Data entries

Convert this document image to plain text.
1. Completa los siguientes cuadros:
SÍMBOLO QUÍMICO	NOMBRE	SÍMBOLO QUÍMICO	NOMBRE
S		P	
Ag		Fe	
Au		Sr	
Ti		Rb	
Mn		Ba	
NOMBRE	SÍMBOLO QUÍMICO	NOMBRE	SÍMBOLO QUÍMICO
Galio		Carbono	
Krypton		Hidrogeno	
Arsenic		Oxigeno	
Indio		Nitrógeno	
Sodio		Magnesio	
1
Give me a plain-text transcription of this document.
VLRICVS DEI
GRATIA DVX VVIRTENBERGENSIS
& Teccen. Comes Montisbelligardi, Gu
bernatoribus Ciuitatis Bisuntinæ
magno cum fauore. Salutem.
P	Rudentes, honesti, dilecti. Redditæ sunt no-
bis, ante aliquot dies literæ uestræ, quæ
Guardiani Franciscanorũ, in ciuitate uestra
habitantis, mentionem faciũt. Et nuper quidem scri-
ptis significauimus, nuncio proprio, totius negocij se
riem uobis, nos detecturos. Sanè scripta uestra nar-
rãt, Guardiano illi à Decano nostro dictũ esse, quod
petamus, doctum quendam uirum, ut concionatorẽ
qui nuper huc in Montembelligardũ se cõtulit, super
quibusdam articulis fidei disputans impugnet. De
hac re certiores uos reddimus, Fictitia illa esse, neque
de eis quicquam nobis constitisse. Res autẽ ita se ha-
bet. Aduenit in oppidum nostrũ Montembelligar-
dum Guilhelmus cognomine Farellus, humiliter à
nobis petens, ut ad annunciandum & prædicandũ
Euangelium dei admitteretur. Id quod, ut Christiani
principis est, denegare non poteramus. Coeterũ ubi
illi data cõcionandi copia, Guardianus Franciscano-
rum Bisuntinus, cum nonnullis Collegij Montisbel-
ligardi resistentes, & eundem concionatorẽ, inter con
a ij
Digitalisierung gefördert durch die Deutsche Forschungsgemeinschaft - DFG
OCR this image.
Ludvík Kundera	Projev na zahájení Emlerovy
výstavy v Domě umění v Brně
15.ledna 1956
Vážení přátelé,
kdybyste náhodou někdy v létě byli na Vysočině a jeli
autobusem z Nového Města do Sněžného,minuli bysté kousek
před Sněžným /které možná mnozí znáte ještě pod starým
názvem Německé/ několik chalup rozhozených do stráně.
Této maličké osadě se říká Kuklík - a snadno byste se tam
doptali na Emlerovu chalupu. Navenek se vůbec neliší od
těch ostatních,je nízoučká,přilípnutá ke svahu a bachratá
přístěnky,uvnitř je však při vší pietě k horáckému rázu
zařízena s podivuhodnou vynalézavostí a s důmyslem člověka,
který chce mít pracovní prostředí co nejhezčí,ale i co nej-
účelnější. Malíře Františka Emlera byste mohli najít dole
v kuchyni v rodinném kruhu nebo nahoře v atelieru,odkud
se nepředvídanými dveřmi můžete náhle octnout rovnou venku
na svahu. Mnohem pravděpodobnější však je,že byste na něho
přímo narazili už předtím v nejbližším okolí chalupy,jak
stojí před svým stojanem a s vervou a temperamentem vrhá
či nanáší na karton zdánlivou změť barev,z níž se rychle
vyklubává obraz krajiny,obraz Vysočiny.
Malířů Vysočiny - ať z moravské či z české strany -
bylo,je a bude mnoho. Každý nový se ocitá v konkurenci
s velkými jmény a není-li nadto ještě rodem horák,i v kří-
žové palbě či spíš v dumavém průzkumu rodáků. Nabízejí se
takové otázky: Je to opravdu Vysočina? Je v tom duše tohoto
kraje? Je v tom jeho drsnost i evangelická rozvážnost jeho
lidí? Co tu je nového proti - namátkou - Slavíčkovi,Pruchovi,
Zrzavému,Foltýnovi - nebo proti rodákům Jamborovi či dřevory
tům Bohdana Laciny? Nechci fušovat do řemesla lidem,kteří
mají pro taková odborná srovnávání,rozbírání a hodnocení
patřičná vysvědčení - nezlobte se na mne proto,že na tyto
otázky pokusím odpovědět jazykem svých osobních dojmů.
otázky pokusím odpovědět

Given request: Determine how many lines of the records above contain the word "odpovědět", and report only that number.

Response to the exercise: 2